Your instructions ▸ Write out the entire listing below exactly as it appears, minus any pictures.

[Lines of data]

+++

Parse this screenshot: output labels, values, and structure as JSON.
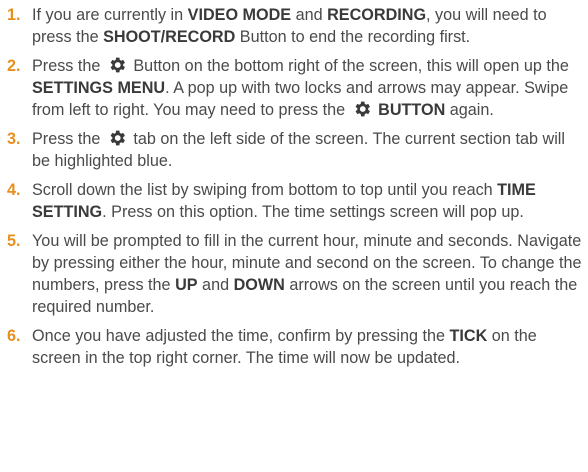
{
  "steps": [
    {
      "number": "1.",
      "parts": [
        "If you are currently in ",
        "VIDEO MODE",
        " and ",
        "RECORDING",
        ", you will need to press the ",
        "SHOOT/RECORD",
        " Button to end the recording first."
      ]
    },
    {
      "number": "2.",
      "parts": [
        "Press the ",
        " Button on the bottom right of the screen, this will open up the ",
        "SETTINGS MENU",
        ". A pop up with two locks and arrows may appear. Swipe from left to right. You may need to press the ",
        "BUTTON",
        " again."
      ]
    },
    {
      "number": "3.",
      "parts": [
        "Press the ",
        " tab on the left side of the screen. The current section tab will be highlighted blue."
      ]
    },
    {
      "number": "4.",
      "parts": [
        "Scroll down the list  by swiping from bottom to top until you reach ",
        "TIME SETTING",
        ". Press on this option. The time settings screen will pop up."
      ]
    },
    {
      "number": "5.",
      "parts": [
        "You will be prompted to fill in the current hour, minute and seconds. Navigate by pressing either the hour, minute and second on the screen. To change the numbers, press the ",
        "UP",
        " and ",
        "DOWN",
        " arrows on the screen until you reach the required number."
      ]
    },
    {
      "number": "6.",
      "parts": [
        "Once you have adjusted the time, confirm by pressing the ",
        "TICK",
        " on the screen in the top right corner. The time will now be updated."
      ]
    }
  ],
  "icons": {
    "gear": "gear-icon"
  },
  "colors": {
    "number": "#e8901f",
    "text": "#4a4a4a",
    "icon": "#3a3a3a"
  }
}
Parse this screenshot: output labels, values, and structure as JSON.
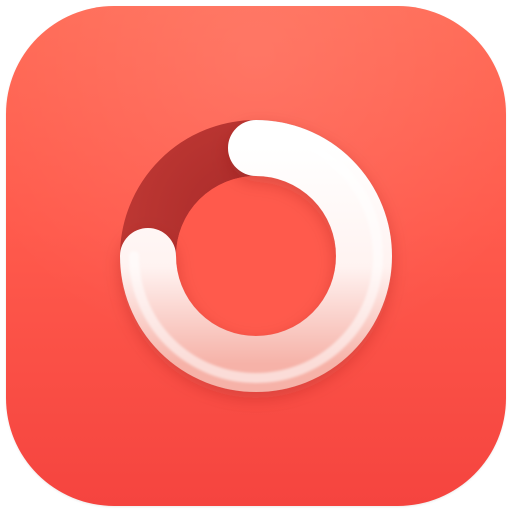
{
  "icon": {
    "name": "progress-ring-app-icon",
    "progress": 0.75,
    "colors": {
      "background_top": "#ff6a55",
      "background_bottom": "#f5443f",
      "track": "#b8302e",
      "ring_light": "#ffffff",
      "ring_shade": "#f7b6ad"
    }
  }
}
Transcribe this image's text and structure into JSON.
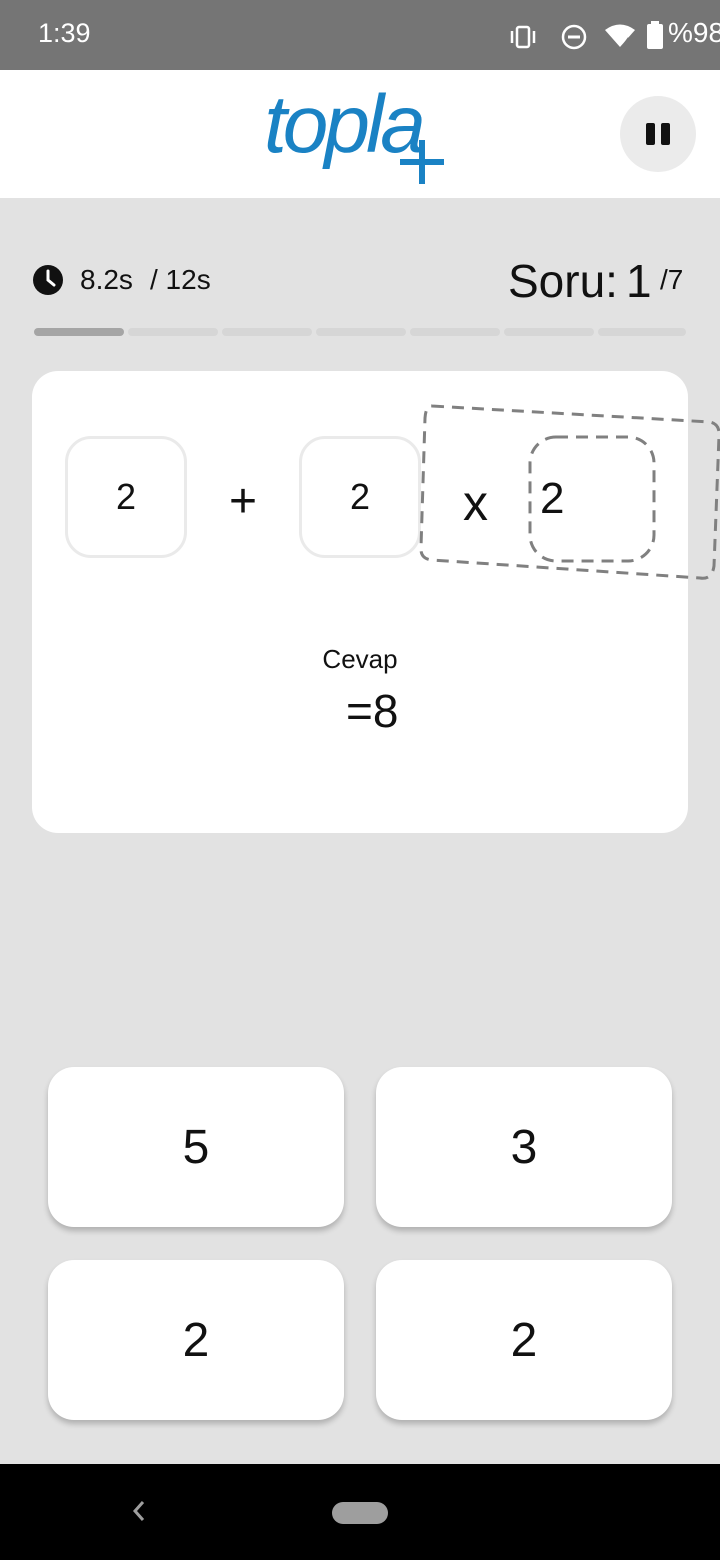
{
  "status": {
    "time": "1:39",
    "battery": "%98",
    "icons": [
      "vibrate-icon",
      "do-not-disturb-icon",
      "wifi-icon",
      "battery-icon"
    ]
  },
  "header": {
    "logo_text": "topla",
    "pause_icon": "pause-icon"
  },
  "timer": {
    "elapsed": "8.2s",
    "total": "/ 12s"
  },
  "question": {
    "label": "Soru:",
    "current": "1",
    "total": "/7",
    "progress_fraction": 0.142857
  },
  "equation": {
    "a": "2",
    "op1": "+",
    "b": "2",
    "op2": "x",
    "c": "2"
  },
  "answer": {
    "label": "Cevap",
    "value": "=8"
  },
  "choices": [
    "5",
    "3",
    "2",
    "2"
  ],
  "colors": {
    "logo": "#1a82c4",
    "status_bar": "#757575",
    "background": "#e2e2e2"
  }
}
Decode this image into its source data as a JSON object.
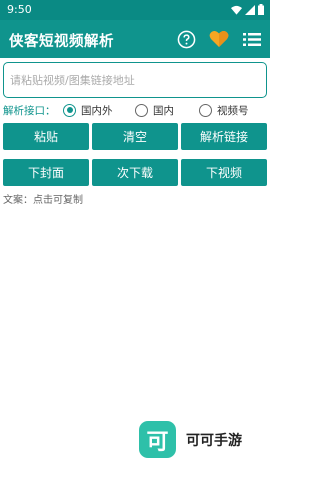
{
  "status": {
    "time": "9:50"
  },
  "app": {
    "title": "侠客短视频解析"
  },
  "input": {
    "placeholder": "请粘贴视频/图集链接地址",
    "value": ""
  },
  "api": {
    "label": "解析接口：",
    "options": [
      "国内外",
      "国内",
      "视频号"
    ],
    "selected": "国内外"
  },
  "buttons": {
    "paste": "粘贴",
    "clear": "清空",
    "parse": "解析链接",
    "download_cover": "下封面",
    "download_next": "次下载",
    "download_video": "下视频"
  },
  "caption": "文案：点击可复制",
  "watermark": {
    "logo_char": "可",
    "name": "可可手游"
  },
  "colors": {
    "primary": "#0f948d",
    "status_bar": "#0a8a84",
    "heart": "#f5a623",
    "watermark_logo": "#2ec0a9"
  },
  "icons": [
    "help-icon",
    "heart-icon",
    "menu-list-icon",
    "wifi-icon",
    "signal-icon",
    "battery-icon"
  ]
}
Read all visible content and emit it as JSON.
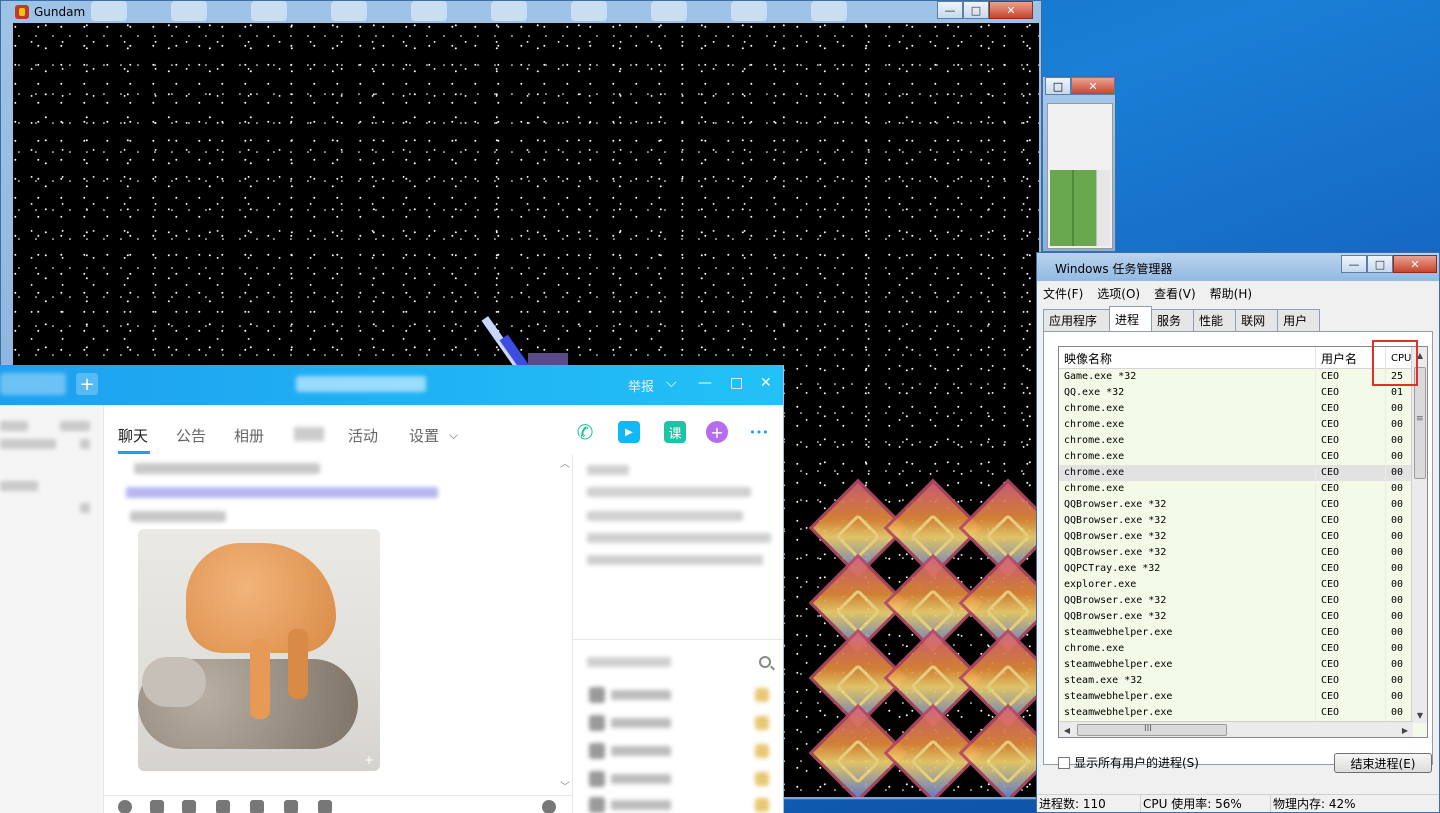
{
  "game_window": {
    "title": "Gundam",
    "controls": {
      "minimize": "—",
      "maximize": "□",
      "close": "✕"
    }
  },
  "small_window": {
    "maximize": "□",
    "close": "✕"
  },
  "task_manager": {
    "title": "Windows 任务管理器",
    "controls": {
      "minimize": "—",
      "maximize": "□",
      "close": "✕"
    },
    "menu": [
      "文件(F)",
      "选项(O)",
      "查看(V)",
      "帮助(H)"
    ],
    "tabs": [
      "应用程序",
      "进程",
      "服务",
      "性能",
      "联网",
      "用户"
    ],
    "active_tab": "进程",
    "columns": {
      "name": "映像名称",
      "user": "用户名",
      "cpu": "CPU"
    },
    "processes": [
      {
        "name": "Game.exe *32",
        "user": "CEO",
        "cpu": "25"
      },
      {
        "name": "QQ.exe *32",
        "user": "CEO",
        "cpu": "01"
      },
      {
        "name": "chrome.exe",
        "user": "CEO",
        "cpu": "00"
      },
      {
        "name": "chrome.exe",
        "user": "CEO",
        "cpu": "00"
      },
      {
        "name": "chrome.exe",
        "user": "CEO",
        "cpu": "00"
      },
      {
        "name": "chrome.exe",
        "user": "CEO",
        "cpu": "00"
      },
      {
        "name": "chrome.exe",
        "user": "CEO",
        "cpu": "00"
      },
      {
        "name": "chrome.exe",
        "user": "CEO",
        "cpu": "00"
      },
      {
        "name": "QQBrowser.exe *32",
        "user": "CEO",
        "cpu": "00"
      },
      {
        "name": "QQBrowser.exe *32",
        "user": "CEO",
        "cpu": "00"
      },
      {
        "name": "QQBrowser.exe *32",
        "user": "CEO",
        "cpu": "00"
      },
      {
        "name": "QQBrowser.exe *32",
        "user": "CEO",
        "cpu": "00"
      },
      {
        "name": "QQPCTray.exe *32",
        "user": "CEO",
        "cpu": "00"
      },
      {
        "name": "explorer.exe",
        "user": "CEO",
        "cpu": "00"
      },
      {
        "name": "QQBrowser.exe *32",
        "user": "CEO",
        "cpu": "00"
      },
      {
        "name": "QQBrowser.exe *32",
        "user": "CEO",
        "cpu": "00"
      },
      {
        "name": "steamwebhelper.exe",
        "user": "CEO",
        "cpu": "00"
      },
      {
        "name": "chrome.exe",
        "user": "CEO",
        "cpu": "00"
      },
      {
        "name": "steamwebhelper.exe",
        "user": "CEO",
        "cpu": "00"
      },
      {
        "name": "steam.exe *32",
        "user": "CEO",
        "cpu": "00"
      },
      {
        "name": "steamwebhelper.exe",
        "user": "CEO",
        "cpu": "00"
      },
      {
        "name": "steamwebhelper.exe",
        "user": "CEO",
        "cpu": "00"
      }
    ],
    "selected_row": 6,
    "scroll": {
      "up": "▲",
      "down": "▼",
      "left": "◀",
      "right": "▶",
      "grip": "≡",
      "hgrip": "III"
    },
    "show_all_label": "显示所有用户的进程(S)",
    "end_process_label": "结束进程(E)",
    "status": {
      "processes": "进程数: 110",
      "cpu": "CPU 使用率: 56%",
      "memory": "物理内存: 42%"
    }
  },
  "qq_window": {
    "add_label": "+",
    "report_label": "举报",
    "controls": {
      "dropdown": "⌵",
      "minimize": "—",
      "maximize": "□",
      "close": "✕"
    },
    "nav_tabs": [
      "聊天",
      "公告",
      "相册",
      "活动",
      "设置"
    ],
    "active_nav": "聊天",
    "nav_dropdown": "⌵",
    "tool_icons": {
      "call": "✆",
      "video": "▶",
      "lesson": "课",
      "plus": "+",
      "more": "•••"
    },
    "image_expand": "+",
    "chat_scroll": {
      "up": "︿",
      "down": "﹀"
    },
    "colors": {
      "accent": "#1ea0f0",
      "call": "#1cc48a",
      "video": "#12b7f5",
      "lesson": "#1cc4a6",
      "plus": "#b76cf0"
    }
  }
}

+++

In response ▸
Parse this screenshot: output labels, values, and structure as JSON.
{
  "steps": [
    {
      "number": "1.",
      "parts": [
        "If you are currently in ",
        "VIDEO MODE",
        " and ",
        "RECORDING",
        ", you will need to press the ",
        "SHOOT/RECORD",
        " Button to end the recording first."
      ]
    },
    {
      "number": "2.",
      "parts": [
        "Press the ",
        " Button on the bottom right of the screen, this will open up the ",
        "SETTINGS MENU",
        ". A pop up with two locks and arrows may appear. Swipe from left to right. You may need to press the ",
        "BUTTON",
        " again."
      ]
    },
    {
      "number": "3.",
      "parts": [
        "Press the ",
        " tab on the left side of the screen. The current section tab will be highlighted blue."
      ]
    },
    {
      "number": "4.",
      "parts": [
        "Scroll down the list  by swiping from bottom to top until you reach ",
        "TIME SETTING",
        ". Press on this option. The time settings screen will pop up."
      ]
    },
    {
      "number": "5.",
      "parts": [
        "You will be prompted to fill in the current hour, minute and seconds. Navigate by pressing either the hour, minute and second on the screen. To change the numbers, press the ",
        "UP",
        " and ",
        "DOWN",
        " arrows on the screen until you reach the required number."
      ]
    },
    {
      "number": "6.",
      "parts": [
        "Once you have adjusted the time, confirm by pressing the ",
        "TICK",
        " on the screen in the top right corner. The time will now be updated."
      ]
    }
  ],
  "icons": {
    "gear": "gear-icon"
  },
  "colors": {
    "number": "#e8901f",
    "text": "#4a4a4a",
    "icon": "#3a3a3a"
  }
}
Parse this screenshot: output labels, values, and structure as JSON.
{
  "icon": {
    "name": "progress-ring-app-icon",
    "progress": 0.75,
    "colors": {
      "background_top": "#ff6a55",
      "background_bottom": "#f5443f",
      "track": "#b8302e",
      "ring_light": "#ffffff",
      "ring_shade": "#f7b6ad"
    }
  }
}
Transcribe this image's text and structure into JSON.
{
  "status": {
    "time": "1:39",
    "battery": "%98",
    "icons": [
      "vibrate-icon",
      "do-not-disturb-icon",
      "wifi-icon",
      "battery-icon"
    ]
  },
  "header": {
    "logo_text": "topla",
    "pause_icon": "pause-icon"
  },
  "timer": {
    "elapsed": "8.2s",
    "total": "/ 12s"
  },
  "question": {
    "label": "Soru:",
    "current": "1",
    "total": "/7",
    "progress_fraction": 0.142857
  },
  "equation": {
    "a": "2",
    "op1": "+",
    "b": "2",
    "op2": "x",
    "c": "2"
  },
  "answer": {
    "label": "Cevap",
    "value": "=8"
  },
  "choices": [
    "5",
    "3",
    "2",
    "2"
  ],
  "colors": {
    "logo": "#1a82c4",
    "status_bar": "#757575",
    "background": "#e2e2e2"
  }
}
Decode this image into its source data as a JSON object.
{
  "status": {
    "time": "9:50"
  },
  "app": {
    "title": "侠客短视频解析"
  },
  "input": {
    "placeholder": "请粘贴视频/图集链接地址",
    "value": ""
  },
  "api": {
    "label": "解析接口：",
    "options": [
      "国内外",
      "国内",
      "视频号"
    ],
    "selected": "国内外"
  },
  "buttons": {
    "paste": "粘贴",
    "clear": "清空",
    "parse": "解析链接",
    "download_cover": "下封面",
    "download_next": "次下载",
    "download_video": "下视频"
  },
  "caption": "文案：点击可复制",
  "watermark": {
    "logo_char": "可",
    "name": "可可手游"
  },
  "colors": {
    "primary": "#0f948d",
    "status_bar": "#0a8a84",
    "heart": "#f5a623",
    "watermark_logo": "#2ec0a9"
  },
  "icons": [
    "help-icon",
    "heart-icon",
    "menu-list-icon",
    "wifi-icon",
    "signal-icon",
    "battery-icon"
  ]
}
Read all visible content and emit it as JSON.
{
  "game_window": {
    "title": "Gundam",
    "controls": {
      "minimize": "—",
      "maximize": "□",
      "close": "✕"
    }
  },
  "small_window": {
    "maximize": "□",
    "close": "✕"
  },
  "task_manager": {
    "title": "Windows 任务管理器",
    "controls": {
      "minimize": "—",
      "maximize": "□",
      "close": "✕"
    },
    "menu": [
      "文件(F)",
      "选项(O)",
      "查看(V)",
      "帮助(H)"
    ],
    "tabs": [
      "应用程序",
      "进程",
      "服务",
      "性能",
      "联网",
      "用户"
    ],
    "active_tab": "进程",
    "columns": {
      "name": "映像名称",
      "user": "用户名",
      "cpu": "CPU"
    },
    "processes": [
      {
        "name": "Game.exe *32",
        "user": "CEO",
        "cpu": "25"
      },
      {
        "name": "QQ.exe *32",
        "user": "CEO",
        "cpu": "01"
      },
      {
        "name": "chrome.exe",
        "user": "CEO",
        "cpu": "00"
      },
      {
        "name": "chrome.exe",
        "user": "CEO",
        "cpu": "00"
      },
      {
        "name": "chrome.exe",
        "user": "CEO",
        "cpu": "00"
      },
      {
        "name": "chrome.exe",
        "user": "CEO",
        "cpu": "00"
      },
      {
        "name": "chrome.exe",
        "user": "CEO",
        "cpu": "00"
      },
      {
        "name": "chrome.exe",
        "user": "CEO",
        "cpu": "00"
      },
      {
        "name": "QQBrowser.exe *32",
        "user": "CEO",
        "cpu": "00"
      },
      {
        "name": "QQBrowser.exe *32",
        "user": "CEO",
        "cpu": "00"
      },
      {
        "name": "QQBrowser.exe *32",
        "user": "CEO",
        "cpu": "00"
      },
      {
        "name": "QQBrowser.exe *32",
        "user": "CEO",
        "cpu": "00"
      },
      {
        "name": "QQPCTray.exe *32",
        "user": "CEO",
        "cpu": "00"
      },
      {
        "name": "explorer.exe",
        "user": "CEO",
        "cpu": "00"
      },
      {
        "name": "QQBrowser.exe *32",
        "user": "CEO",
        "cpu": "00"
      },
      {
        "name": "QQBrowser.exe *32",
        "user": "CEO",
        "cpu": "00"
      },
      {
        "name": "steamwebhelper.exe",
        "user": "CEO",
        "cpu": "00"
      },
      {
        "name": "chrome.exe",
        "user": "CEO",
        "cpu": "00"
      },
      {
        "name": "steamwebhelper.exe",
        "user": "CEO",
        "cpu": "00"
      },
      {
        "name": "steam.exe *32",
        "user": "CEO",
        "cpu": "00"
      },
      {
        "name": "steamwebhelper.exe",
        "user": "CEO",
        "cpu": "00"
      },
      {
        "name": "steamwebhelper.exe",
        "user": "CEO",
        "cpu": "00"
      }
    ],
    "selected_row": 6,
    "scroll": {
      "up": "▲",
      "down": "▼",
      "left": "◀",
      "right": "▶",
      "grip": "≡",
      "hgrip": "III"
    },
    "show_all_label": "显示所有用户的进程(S)",
    "end_process_label": "结束进程(E)",
    "status": {
      "processes": "进程数: 110",
      "cpu": "CPU 使用率: 56%",
      "memory": "物理内存: 42%"
    }
  },
  "qq_window": {
    "add_label": "+",
    "report_label": "举报",
    "controls": {
      "dropdown": "⌵",
      "minimize": "—",
      "maximize": "□",
      "close": "✕"
    },
    "nav_tabs": [
      "聊天",
      "公告",
      "相册",
      "活动",
      "设置"
    ],
    "active_nav": "聊天",
    "nav_dropdown": "⌵",
    "tool_icons": {
      "call": "✆",
      "video": "▶",
      "lesson": "课",
      "plus": "+",
      "more": "•••"
    },
    "image_expand": "+",
    "chat_scroll": {
      "up": "︿",
      "down": "﹀"
    },
    "colors": {
      "accent": "#1ea0f0",
      "call": "#1cc48a",
      "video": "#12b7f5",
      "lesson": "#1cc4a6",
      "plus": "#b76cf0"
    }
  }
}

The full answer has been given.